▶ What you are asked to do:
Set down each record below precisely, skipping the pictures.

Collected data:
——————
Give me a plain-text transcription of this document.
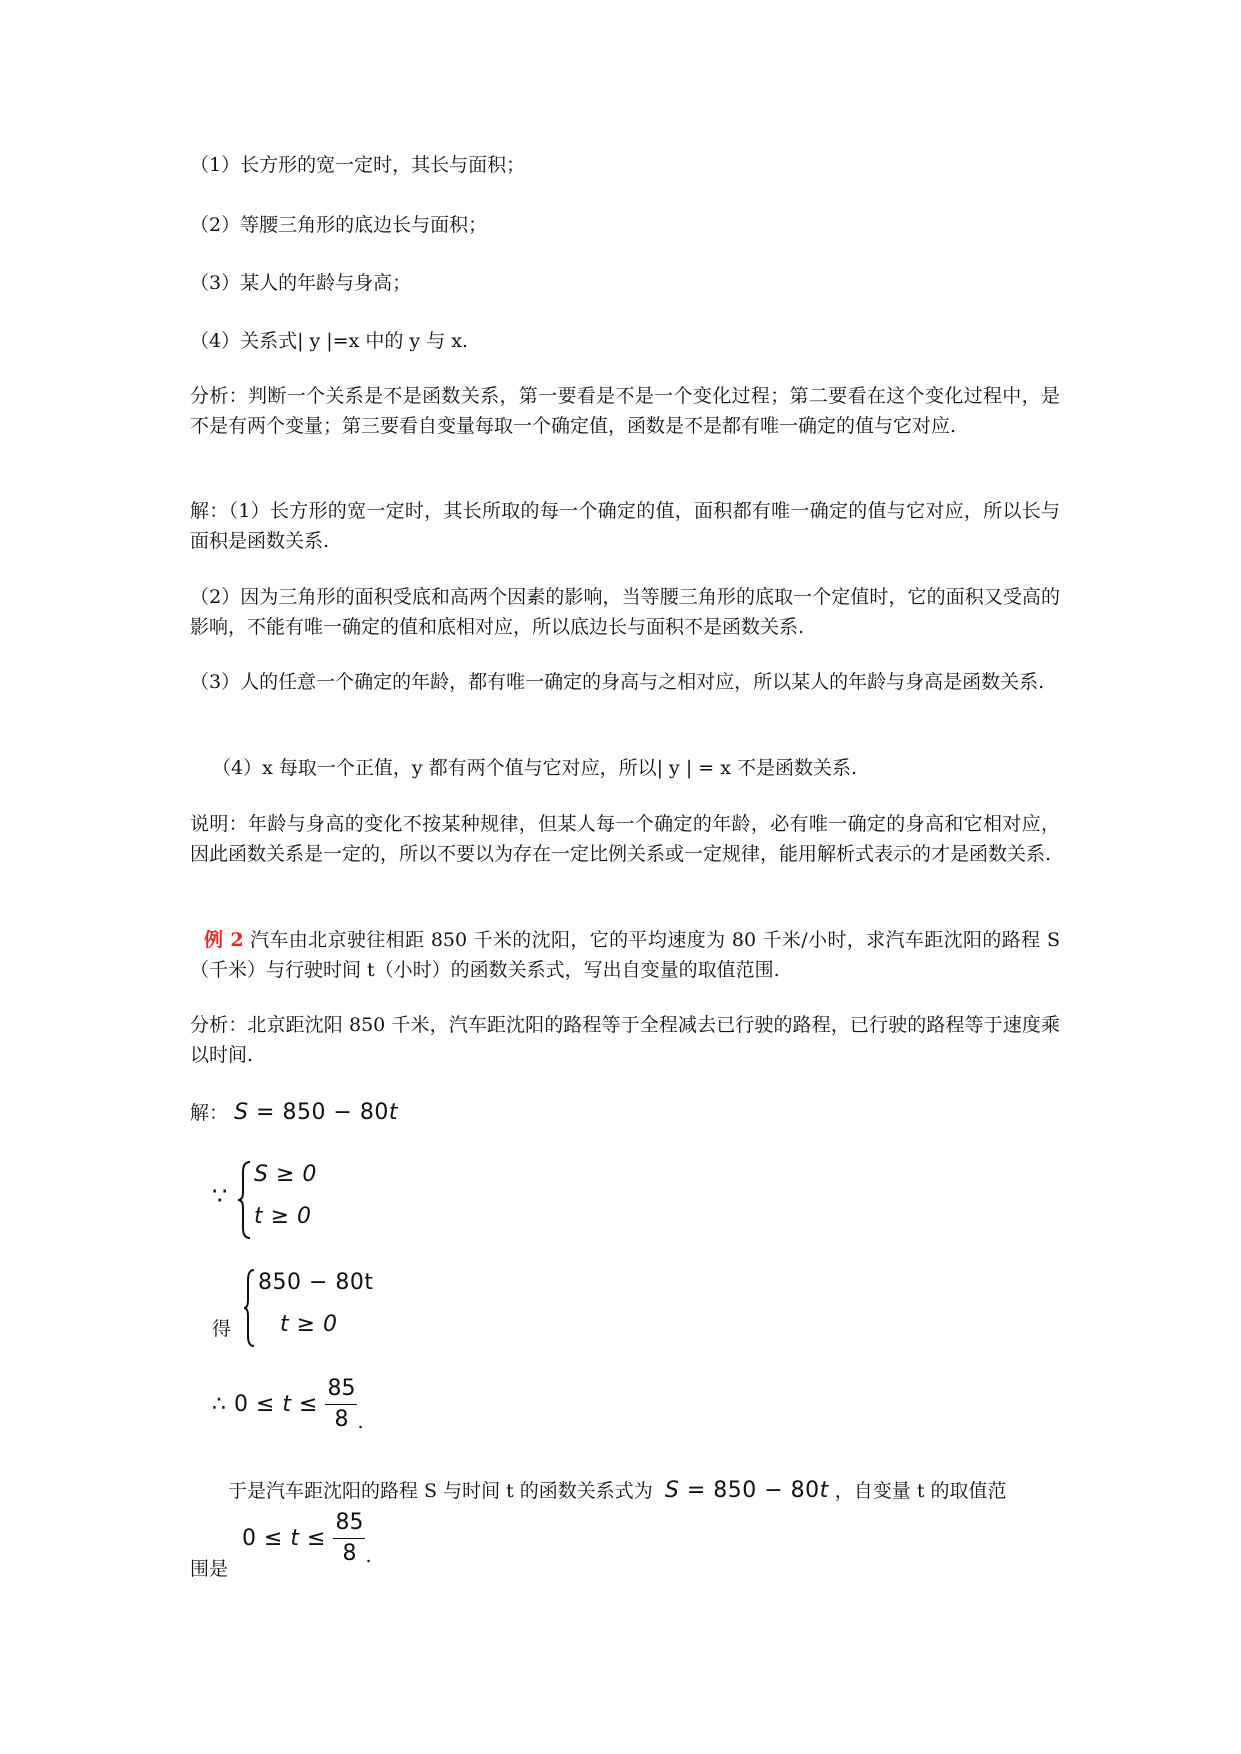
（1）长方形的宽一定时，其长与面积；
（2）等腰三角形的底边长与面积；
（3）某人的年龄与身高；
（4）关系式| y |=x 中的 y 与 x.
分析：判断一个关系是不是函数关系，第一要看是不是一个变化过程；第二要看在这个变化过程中，是不是有两个变量；第三要看自变量每取一个确定值，函数是不是都有唯一确定的值与它对应.
解：（1）长方形的宽一定时，其长所取的每一个确定的值，面积都有唯一确定的值与它对应，所以长与面积是函数关系.
（2）因为三角形的面积受底和高两个因素的影响，当等腰三角形的底取一个定值时，它的面积又受高的影响，不能有唯一确定的值和底相对应，所以底边长与面积不是函数关系.
（3）人的任意一个确定的年龄，都有唯一确定的身高与之相对应，所以某人的年龄与身高是函数关系.
（4）x 每取一个正值，y 都有两个值与它对应，所以| y | = x 不是函数关系.
说明：年龄与身高的变化不按某种规律，但某人每一个确定的年龄，必有唯一确定的身高和它相对应，因此函数关系是一定的，所以不要以为存在一定比例关系或一定规律，能用解析式表示的才是函数关系.
例 2 汽车由北京驶往相距 850 千米的沈阳，它的平均速度为 80 千米/小时，求汽车距沈阳的路程 S（千米）与行驶时间 t（小时）的函数关系式，写出自变量的取值范围.
分析：北京距沈阳 850 千米，汽车距沈阳的路程等于全程减去已行驶的路程，已行驶的路程等于速度乘以时间.
解： S = 850 − 80t
∵
S ≥ 0
t ≥ 0
得
850 − 80t
t ≥ 0
∴ $0 \le t \le \frac{85}{8}$ .
于是汽车距沈阳的路程 S 与时间 t 的函数关系式为 S = 850 − 80t ，自变量 t 的取值范
围是
$0 \le t \le \frac{85}{8}$ .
——————
▶ Completed task:
Give me a plain-text transcription of this document.
（1）长方形的宽一定时，其长与面积；
（2）等腰三角形的底边长与面积；
（3）某人的年龄与身高；
（4）关系式| y |=x 中的 y 与 x.
分析：判断一个关系是不是函数关系，第一要看是不是一个变化过程；第二要看在这个变化过程中，是不是有两个变量；第三要看自变量每取一个确定值，函数是不是都有唯一确定的值与它对应.
解：（1）长方形的宽一定时，其长所取的每一个确定的值，面积都有唯一确定的值与它对应，所以长与面积是函数关系.
（2）因为三角形的面积受底和高两个因素的影响，当等腰三角形的底取一个定值时，它的面积又受高的影响，不能有唯一确定的值和底相对应，所以底边长与面积不是函数关系.
（3）人的任意一个确定的年龄，都有唯一确定的身高与之相对应，所以某人的年龄与身高是函数关系.
（4）x 每取一个正值，y 都有两个值与它对应，所以| y | = x 不是函数关系.
说明：年龄与身高的变化不按某种规律，但某人每一个确定的年龄，必有唯一确定的身高和它相对应，因此函数关系是一定的，所以不要以为存在一定比例关系或一定规律，能用解析式表示的才是函数关系.
例 2 汽车由北京驶往相距 850 千米的沈阳，它的平均速度为 80 千米/小时，求汽车距沈阳的路程 S（千米）与行驶时间 t（小时）的函数关系式，写出自变量的取值范围.
分析：北京距沈阳 850 千米，汽车距沈阳的路程等于全程减去已行驶的路程，已行驶的路程等于速度乘以时间.
解： S = 850 − 80t
∵
S ≥ 0
t ≥ 0
得
850 − 80t
t ≥ 0
∴ $0 \le t \le \frac{85}{8}$ .
于是汽车距沈阳的路程 S 与时间 t 的函数关系式为 S = 850 − 80t ，自变量 t 的取值范
围是
$0 \le t \le \frac{85}{8}$ .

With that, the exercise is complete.